Calculate how many lines in the following records hold the word "condition", and report that number without comment.
•••
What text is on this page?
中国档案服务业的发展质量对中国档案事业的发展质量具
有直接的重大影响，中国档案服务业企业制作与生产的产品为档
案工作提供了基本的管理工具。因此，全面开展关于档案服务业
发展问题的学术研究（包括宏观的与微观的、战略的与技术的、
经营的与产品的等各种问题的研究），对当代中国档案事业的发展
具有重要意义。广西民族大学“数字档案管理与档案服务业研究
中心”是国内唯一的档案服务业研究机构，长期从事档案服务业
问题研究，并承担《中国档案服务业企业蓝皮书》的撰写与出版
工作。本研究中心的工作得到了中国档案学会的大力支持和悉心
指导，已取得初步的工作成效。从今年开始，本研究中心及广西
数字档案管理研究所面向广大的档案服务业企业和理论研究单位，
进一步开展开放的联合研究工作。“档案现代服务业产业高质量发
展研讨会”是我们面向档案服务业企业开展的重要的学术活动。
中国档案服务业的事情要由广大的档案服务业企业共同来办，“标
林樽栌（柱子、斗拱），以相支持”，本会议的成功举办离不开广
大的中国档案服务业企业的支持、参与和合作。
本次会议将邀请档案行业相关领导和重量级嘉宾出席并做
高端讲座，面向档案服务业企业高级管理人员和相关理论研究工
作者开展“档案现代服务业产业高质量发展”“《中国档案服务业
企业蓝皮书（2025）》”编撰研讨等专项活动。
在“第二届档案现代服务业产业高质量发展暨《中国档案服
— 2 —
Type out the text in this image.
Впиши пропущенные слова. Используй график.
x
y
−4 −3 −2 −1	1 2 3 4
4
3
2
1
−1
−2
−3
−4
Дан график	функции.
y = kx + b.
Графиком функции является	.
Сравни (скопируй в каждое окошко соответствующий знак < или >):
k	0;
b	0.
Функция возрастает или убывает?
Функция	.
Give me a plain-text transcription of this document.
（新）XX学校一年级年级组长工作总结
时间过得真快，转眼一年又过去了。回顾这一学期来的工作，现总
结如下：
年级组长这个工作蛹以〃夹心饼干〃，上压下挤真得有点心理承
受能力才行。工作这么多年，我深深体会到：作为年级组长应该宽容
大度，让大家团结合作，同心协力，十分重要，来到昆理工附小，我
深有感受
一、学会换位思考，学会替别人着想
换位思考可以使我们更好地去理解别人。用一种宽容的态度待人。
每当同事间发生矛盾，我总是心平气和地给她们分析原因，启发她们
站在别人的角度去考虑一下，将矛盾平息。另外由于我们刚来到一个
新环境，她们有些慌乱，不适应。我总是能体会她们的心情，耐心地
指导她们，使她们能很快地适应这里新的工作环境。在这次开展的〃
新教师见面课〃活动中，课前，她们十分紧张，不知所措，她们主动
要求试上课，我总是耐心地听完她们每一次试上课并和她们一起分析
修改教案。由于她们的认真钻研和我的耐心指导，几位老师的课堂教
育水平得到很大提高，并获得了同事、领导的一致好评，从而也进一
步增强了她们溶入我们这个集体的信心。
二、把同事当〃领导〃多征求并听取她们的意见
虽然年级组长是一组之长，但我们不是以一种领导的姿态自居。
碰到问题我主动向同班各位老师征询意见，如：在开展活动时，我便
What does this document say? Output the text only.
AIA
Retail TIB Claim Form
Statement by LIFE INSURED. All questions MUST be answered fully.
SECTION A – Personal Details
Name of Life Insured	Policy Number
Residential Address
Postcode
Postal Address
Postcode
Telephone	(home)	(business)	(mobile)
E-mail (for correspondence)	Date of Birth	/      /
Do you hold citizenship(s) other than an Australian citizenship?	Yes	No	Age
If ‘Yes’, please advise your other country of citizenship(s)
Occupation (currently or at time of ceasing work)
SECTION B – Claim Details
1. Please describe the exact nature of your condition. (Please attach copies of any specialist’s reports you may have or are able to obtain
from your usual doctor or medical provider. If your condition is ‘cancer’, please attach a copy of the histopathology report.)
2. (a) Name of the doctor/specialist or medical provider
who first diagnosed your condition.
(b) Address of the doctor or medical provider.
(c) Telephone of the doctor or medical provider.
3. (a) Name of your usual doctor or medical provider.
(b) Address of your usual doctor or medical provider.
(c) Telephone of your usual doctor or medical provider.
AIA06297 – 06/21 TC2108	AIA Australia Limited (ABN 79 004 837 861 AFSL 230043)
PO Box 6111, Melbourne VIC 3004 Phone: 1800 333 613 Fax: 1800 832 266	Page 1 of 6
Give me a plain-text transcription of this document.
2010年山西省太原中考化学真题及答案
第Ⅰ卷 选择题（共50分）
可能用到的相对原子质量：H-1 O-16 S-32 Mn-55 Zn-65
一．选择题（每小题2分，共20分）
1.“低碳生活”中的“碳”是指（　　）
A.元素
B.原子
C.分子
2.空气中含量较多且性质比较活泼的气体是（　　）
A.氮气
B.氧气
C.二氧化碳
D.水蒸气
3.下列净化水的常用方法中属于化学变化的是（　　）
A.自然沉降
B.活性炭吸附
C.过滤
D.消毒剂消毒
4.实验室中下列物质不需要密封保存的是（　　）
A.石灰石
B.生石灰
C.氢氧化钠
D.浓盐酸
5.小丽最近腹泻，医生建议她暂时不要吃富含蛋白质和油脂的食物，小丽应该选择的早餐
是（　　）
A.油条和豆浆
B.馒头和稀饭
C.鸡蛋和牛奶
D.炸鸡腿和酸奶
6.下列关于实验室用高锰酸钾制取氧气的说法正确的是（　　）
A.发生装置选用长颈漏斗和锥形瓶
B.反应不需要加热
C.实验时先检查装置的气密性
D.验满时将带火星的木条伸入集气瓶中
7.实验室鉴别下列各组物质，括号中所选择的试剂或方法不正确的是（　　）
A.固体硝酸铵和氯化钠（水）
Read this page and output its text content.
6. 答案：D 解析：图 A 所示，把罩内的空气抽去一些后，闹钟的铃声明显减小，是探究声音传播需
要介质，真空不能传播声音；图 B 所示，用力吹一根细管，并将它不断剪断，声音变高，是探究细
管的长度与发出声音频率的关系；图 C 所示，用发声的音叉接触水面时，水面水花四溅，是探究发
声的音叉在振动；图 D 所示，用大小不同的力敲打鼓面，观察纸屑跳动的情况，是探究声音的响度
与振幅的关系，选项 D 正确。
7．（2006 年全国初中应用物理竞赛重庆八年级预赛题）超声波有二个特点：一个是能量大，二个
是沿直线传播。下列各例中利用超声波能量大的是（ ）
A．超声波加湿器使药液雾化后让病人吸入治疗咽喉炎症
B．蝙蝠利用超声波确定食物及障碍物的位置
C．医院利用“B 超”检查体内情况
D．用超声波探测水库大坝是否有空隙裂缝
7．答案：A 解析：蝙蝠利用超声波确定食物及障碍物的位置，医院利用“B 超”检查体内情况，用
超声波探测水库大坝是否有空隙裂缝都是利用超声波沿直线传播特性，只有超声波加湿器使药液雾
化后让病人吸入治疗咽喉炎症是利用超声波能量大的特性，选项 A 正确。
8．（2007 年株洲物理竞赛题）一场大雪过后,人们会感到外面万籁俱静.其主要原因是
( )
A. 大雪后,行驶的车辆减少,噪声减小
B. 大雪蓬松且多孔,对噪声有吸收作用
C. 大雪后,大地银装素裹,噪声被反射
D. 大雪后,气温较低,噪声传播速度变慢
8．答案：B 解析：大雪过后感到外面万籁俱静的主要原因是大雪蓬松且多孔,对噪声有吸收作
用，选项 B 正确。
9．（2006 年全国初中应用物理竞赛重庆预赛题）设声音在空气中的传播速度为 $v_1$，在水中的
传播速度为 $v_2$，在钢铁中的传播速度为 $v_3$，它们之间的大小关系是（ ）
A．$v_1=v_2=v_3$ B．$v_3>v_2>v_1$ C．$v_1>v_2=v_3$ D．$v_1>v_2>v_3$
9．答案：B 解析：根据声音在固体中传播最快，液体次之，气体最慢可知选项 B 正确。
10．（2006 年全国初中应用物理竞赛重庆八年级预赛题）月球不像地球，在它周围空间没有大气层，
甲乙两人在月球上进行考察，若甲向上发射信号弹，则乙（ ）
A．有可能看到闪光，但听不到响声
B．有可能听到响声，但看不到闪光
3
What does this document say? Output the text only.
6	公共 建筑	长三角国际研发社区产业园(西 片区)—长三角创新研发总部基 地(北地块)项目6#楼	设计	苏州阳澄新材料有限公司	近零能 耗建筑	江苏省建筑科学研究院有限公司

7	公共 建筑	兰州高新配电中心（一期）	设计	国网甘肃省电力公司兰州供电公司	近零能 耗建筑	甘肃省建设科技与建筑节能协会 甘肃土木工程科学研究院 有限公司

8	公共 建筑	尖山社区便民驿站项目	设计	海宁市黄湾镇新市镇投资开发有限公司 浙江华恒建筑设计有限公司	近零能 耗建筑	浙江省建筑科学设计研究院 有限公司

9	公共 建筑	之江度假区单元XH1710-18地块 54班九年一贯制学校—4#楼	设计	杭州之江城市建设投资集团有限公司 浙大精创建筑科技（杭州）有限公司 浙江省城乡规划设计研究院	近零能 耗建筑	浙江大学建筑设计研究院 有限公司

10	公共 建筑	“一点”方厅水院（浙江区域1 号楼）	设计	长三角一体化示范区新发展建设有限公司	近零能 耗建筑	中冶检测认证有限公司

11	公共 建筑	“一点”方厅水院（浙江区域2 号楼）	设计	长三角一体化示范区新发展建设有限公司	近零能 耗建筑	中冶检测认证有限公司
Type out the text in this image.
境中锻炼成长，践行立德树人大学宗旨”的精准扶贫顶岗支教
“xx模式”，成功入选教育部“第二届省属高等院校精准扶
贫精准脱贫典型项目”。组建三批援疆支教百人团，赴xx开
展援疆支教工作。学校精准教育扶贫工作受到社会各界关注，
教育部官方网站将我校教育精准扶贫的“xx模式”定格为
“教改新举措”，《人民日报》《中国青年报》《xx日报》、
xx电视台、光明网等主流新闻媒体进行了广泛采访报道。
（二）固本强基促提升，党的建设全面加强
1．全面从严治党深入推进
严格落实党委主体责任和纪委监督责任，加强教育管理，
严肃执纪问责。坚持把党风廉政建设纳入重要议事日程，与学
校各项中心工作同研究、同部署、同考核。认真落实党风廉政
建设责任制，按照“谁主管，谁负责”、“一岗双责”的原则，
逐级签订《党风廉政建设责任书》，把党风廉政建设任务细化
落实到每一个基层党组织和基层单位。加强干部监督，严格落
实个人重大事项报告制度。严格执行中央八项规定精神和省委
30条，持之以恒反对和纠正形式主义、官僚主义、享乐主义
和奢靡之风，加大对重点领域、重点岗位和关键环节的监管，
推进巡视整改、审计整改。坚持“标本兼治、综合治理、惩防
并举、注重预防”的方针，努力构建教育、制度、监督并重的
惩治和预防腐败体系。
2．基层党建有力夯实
•••
▶ **SOLUTION FOR THIS TASK**: 3